■ **What is being asked**
Each record must be retyped in full. No character may differ.

■ **Provided records**
_____

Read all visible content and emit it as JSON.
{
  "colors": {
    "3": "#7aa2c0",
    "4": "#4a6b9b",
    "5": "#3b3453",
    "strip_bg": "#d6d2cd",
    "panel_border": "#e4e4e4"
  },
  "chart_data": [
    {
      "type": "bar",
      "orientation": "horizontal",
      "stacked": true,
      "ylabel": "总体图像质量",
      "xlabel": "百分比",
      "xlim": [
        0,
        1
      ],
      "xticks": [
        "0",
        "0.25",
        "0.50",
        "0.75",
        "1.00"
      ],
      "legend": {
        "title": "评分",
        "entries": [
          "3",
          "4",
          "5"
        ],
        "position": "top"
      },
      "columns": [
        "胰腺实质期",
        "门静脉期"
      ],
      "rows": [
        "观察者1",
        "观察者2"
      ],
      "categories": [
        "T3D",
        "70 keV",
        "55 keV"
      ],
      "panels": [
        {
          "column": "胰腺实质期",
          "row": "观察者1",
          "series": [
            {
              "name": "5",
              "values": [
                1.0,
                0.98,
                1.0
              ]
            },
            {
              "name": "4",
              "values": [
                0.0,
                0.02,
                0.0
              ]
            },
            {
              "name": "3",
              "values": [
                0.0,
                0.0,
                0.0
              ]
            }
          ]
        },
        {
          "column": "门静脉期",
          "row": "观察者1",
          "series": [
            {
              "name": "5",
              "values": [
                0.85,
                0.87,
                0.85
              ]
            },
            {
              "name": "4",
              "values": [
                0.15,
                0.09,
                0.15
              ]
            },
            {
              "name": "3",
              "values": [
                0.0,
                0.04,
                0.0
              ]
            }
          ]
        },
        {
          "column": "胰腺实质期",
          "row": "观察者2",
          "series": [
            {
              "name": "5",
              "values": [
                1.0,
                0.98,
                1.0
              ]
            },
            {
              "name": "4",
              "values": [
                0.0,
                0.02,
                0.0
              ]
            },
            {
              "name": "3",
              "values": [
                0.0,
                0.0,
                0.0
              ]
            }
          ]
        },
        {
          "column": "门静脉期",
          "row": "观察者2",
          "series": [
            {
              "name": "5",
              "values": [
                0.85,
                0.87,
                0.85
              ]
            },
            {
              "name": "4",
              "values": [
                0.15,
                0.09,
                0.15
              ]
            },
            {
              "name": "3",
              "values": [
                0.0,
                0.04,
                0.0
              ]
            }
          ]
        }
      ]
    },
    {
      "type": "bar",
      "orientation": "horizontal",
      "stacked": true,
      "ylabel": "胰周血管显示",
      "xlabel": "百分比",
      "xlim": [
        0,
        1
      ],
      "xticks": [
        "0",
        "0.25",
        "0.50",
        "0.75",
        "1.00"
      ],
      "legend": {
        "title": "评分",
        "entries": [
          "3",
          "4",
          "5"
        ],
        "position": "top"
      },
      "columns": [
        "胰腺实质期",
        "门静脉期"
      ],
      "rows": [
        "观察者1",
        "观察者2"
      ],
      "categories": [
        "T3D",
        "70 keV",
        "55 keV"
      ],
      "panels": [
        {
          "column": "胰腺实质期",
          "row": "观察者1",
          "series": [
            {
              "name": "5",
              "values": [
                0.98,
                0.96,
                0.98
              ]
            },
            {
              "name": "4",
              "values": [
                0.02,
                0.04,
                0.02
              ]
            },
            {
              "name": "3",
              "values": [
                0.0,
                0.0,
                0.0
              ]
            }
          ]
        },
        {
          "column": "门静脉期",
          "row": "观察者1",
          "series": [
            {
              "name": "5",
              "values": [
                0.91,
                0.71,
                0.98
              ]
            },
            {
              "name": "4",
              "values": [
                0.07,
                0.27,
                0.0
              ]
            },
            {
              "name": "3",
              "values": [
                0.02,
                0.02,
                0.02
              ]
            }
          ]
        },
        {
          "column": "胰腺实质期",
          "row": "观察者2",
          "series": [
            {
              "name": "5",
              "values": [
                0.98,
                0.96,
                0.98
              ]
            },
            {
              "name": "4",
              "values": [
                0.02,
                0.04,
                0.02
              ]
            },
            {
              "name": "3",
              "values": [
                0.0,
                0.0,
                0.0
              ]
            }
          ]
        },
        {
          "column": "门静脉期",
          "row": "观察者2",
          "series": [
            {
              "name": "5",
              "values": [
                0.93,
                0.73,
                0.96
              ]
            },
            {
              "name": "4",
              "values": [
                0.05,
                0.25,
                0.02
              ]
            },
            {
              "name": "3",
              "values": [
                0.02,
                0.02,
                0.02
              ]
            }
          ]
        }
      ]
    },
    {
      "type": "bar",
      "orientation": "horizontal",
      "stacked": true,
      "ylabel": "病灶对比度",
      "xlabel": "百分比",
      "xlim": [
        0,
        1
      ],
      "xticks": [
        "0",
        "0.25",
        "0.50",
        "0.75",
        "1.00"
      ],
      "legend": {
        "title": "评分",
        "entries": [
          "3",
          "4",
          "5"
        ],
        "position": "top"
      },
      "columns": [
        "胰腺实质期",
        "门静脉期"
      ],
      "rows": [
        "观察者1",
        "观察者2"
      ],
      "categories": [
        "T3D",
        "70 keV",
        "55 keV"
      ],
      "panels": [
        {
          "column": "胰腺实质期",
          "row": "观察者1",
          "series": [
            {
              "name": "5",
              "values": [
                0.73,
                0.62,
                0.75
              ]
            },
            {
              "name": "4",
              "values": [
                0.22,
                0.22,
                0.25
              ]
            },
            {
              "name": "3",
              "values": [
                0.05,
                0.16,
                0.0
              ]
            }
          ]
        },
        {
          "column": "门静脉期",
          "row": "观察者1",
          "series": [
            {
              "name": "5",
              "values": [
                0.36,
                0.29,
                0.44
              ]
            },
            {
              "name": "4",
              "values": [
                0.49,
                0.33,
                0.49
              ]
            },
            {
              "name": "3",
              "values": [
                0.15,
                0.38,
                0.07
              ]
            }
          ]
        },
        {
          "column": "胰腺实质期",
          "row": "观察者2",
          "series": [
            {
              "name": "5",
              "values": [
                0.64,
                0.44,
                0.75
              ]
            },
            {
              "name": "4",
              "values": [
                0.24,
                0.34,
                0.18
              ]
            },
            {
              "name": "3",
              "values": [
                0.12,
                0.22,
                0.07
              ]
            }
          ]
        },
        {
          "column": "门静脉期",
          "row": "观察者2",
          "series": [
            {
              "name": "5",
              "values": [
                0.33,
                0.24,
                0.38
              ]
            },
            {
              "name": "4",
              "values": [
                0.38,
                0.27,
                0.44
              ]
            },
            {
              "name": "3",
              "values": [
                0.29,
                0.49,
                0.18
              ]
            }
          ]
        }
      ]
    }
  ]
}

_____

■ **Final result**
Read all visible content and emit it as JSON.
{
  "colors": {
    "3": "#7aa2c0",
    "4": "#4a6b9b",
    "5": "#3b3453",
    "strip_bg": "#d6d2cd",
    "panel_border": "#e4e4e4"
  },
  "chart_data": [
    {
      "type": "bar",
      "orientation": "horizontal",
      "stacked": true,
      "ylabel": "总体图像质量",
      "xlabel": "百分比",
      "xlim": [
        0,
        1
      ],
      "xticks": [
        "0",
        "0.25",
        "0.50",
        "0.75",
        "1.00"
      ],
      "legend": {
        "title": "评分",
        "entries": [
          "3",
          "4",
          "5"
        ],
        "position": "top"
      },
      "columns": [
        "胰腺实质期",
        "门静脉期"
      ],
      "rows": [
        "观察者1",
        "观察者2"
      ],
      "categories": [
        "T3D",
        "70 keV",
        "55 keV"
      ],
      "panels": [
        {
          "column": "胰腺实质期",
          "row": "观察者1",
          "series": [
            {
              "name": "5",
              "values": [
                1.0,
                0.98,
                1.0
              ]
            },
            {
              "name": "4",
              "values": [
                0.0,
                0.02,
                0.0
              ]
            },
            {
              "name": "3",
              "values": [
                0.0,
                0.0,
                0.0
              ]
            }
          ]
        },
        {
          "column": "门静脉期",
          "row": "观察者1",
          "series": [
            {
              "name": "5",
              "values": [
                0.85,
                0.87,
                0.85
              ]
            },
            {
              "name": "4",
              "values": [
                0.15,
                0.09,
                0.15
              ]
            },
            {
              "name": "3",
              "values": [
                0.0,
                0.04,
                0.0
              ]
            }
          ]
        },
        {
          "column": "胰腺实质期",
          "row": "观察者2",
          "series": [
            {
              "name": "5",
              "values": [
                1.0,
                0.98,
                1.0
              ]
            },
            {
              "name": "4",
              "values": [
                0.0,
                0.02,
                0.0
              ]
            },
            {
              "name": "3",
              "values": [
                0.0,
                0.0,
                0.0
              ]
            }
          ]
        },
        {
          "column": "门静脉期",
          "row": "观察者2",
          "series": [
            {
              "name": "5",
              "values": [
                0.85,
                0.87,
                0.85
              ]
            },
            {
              "name": "4",
              "values": [
                0.15,
                0.09,
                0.15
              ]
            },
            {
              "name": "3",
              "values": [
                0.0,
                0.04,
                0.0
              ]
            }
          ]
        }
      ]
    },
    {
      "type": "bar",
      "orientation": "horizontal",
      "stacked": true,
      "ylabel": "胰周血管显示",
      "xlabel": "百分比",
      "xlim": [
        0,
        1
      ],
      "xticks": [
        "0",
        "0.25",
        "0.50",
        "0.75",
        "1.00"
      ],
      "legend": {
        "title": "评分",
        "entries": [
          "3",
          "4",
          "5"
        ],
        "position": "top"
      },
      "columns": [
        "胰腺实质期",
        "门静脉期"
      ],
      "rows": [
        "观察者1",
        "观察者2"
      ],
      "categories": [
        "T3D",
        "70 keV",
        "55 keV"
      ],
      "panels": [
        {
          "column": "胰腺实质期",
          "row": "观察者1",
          "series": [
            {
              "name": "5",
              "values": [
                0.98,
                0.96,
                0.98
              ]
            },
            {
              "name": "4",
              "values": [
                0.02,
                0.04,
                0.02
              ]
            },
            {
              "name": "3",
              "values": [
                0.0,
                0.0,
                0.0
              ]
            }
          ]
        },
        {
          "column": "门静脉期",
          "row": "观察者1",
          "series": [
            {
              "name": "5",
              "values": [
                0.91,
                0.71,
                0.98
              ]
            },
            {
              "name": "4",
              "values": [
                0.07,
                0.27,
                0.0
              ]
            },
            {
              "name": "3",
              "values": [
                0.02,
                0.02,
                0.02
              ]
            }
          ]
        },
        {
          "column": "胰腺实质期",
          "row": "观察者2",
          "series": [
            {
              "name": "5",
              "values": [
                0.98,
                0.96,
                0.98
              ]
            },
            {
              "name": "4",
              "values": [
                0.02,
                0.04,
                0.02
              ]
            },
            {
              "name": "3",
              "values": [
                0.0,
                0.0,
                0.0
              ]
            }
          ]
        },
        {
          "column": "门静脉期",
          "row": "观察者2",
          "series": [
            {
              "name": "5",
              "values": [
                0.93,
                0.73,
                0.96
              ]
            },
            {
              "name": "4",
              "values": [
                0.05,
                0.25,
                0.02
              ]
            },
            {
              "name": "3",
              "values": [
                0.02,
                0.02,
                0.02
              ]
            }
          ]
        }
      ]
    },
    {
      "type": "bar",
      "orientation": "horizontal",
      "stacked": true,
      "ylabel": "病灶对比度",
      "xlabel": "百分比",
      "xlim": [
        0,
        1
      ],
      "xticks": [
        "0",
        "0.25",
        "0.50",
        "0.75",
        "1.00"
      ],
      "legend": {
        "title": "评分",
        "entries": [
          "3",
          "4",
          "5"
        ],
        "position": "top"
      },
      "columns": [
        "胰腺实质期",
        "门静脉期"
      ],
      "rows": [
        "观察者1",
        "观察者2"
      ],
      "categories": [
        "T3D",
        "70 keV",
        "55 keV"
      ],
      "panels": [
        {
          "column": "胰腺实质期",
          "row": "观察者1",
          "series": [
            {
              "name": "5",
              "values": [
                0.73,
                0.62,
                0.75
              ]
            },
            {
              "name": "4",
              "values": [
                0.22,
                0.22,
                0.25
              ]
            },
            {
              "name": "3",
              "values": [
                0.05,
                0.16,
                0.0
              ]
            }
          ]
        },
        {
          "column": "门静脉期",
          "row": "观察者1",
          "series": [
            {
              "name": "5",
              "values": [
                0.36,
                0.29,
                0.44
              ]
            },
            {
              "name": "4",
              "values": [
                0.49,
                0.33,
                0.49
              ]
            },
            {
              "name": "3",
              "values": [
                0.15,
                0.38,
                0.07
              ]
            }
          ]
        },
        {
          "column": "胰腺实质期",
          "row": "观察者2",
          "series": [
            {
              "name": "5",
              "values": [
                0.64,
                0.44,
                0.75
              ]
            },
            {
              "name": "4",
              "values": [
                0.24,
                0.34,
                0.18
              ]
            },
            {
              "name": "3",
              "values": [
                0.12,
                0.22,
                0.07
              ]
            }
          ]
        },
        {
          "column": "门静脉期",
          "row": "观察者2",
          "series": [
            {
              "name": "5",
              "values": [
                0.33,
                0.24,
                0.38
              ]
            },
            {
              "name": "4",
              "values": [
                0.38,
                0.27,
                0.44
              ]
            },
            {
              "name": "3",
              "values": [
                0.29,
                0.49,
                0.18
              ]
            }
          ]
        }
      ]
    }
  ]
}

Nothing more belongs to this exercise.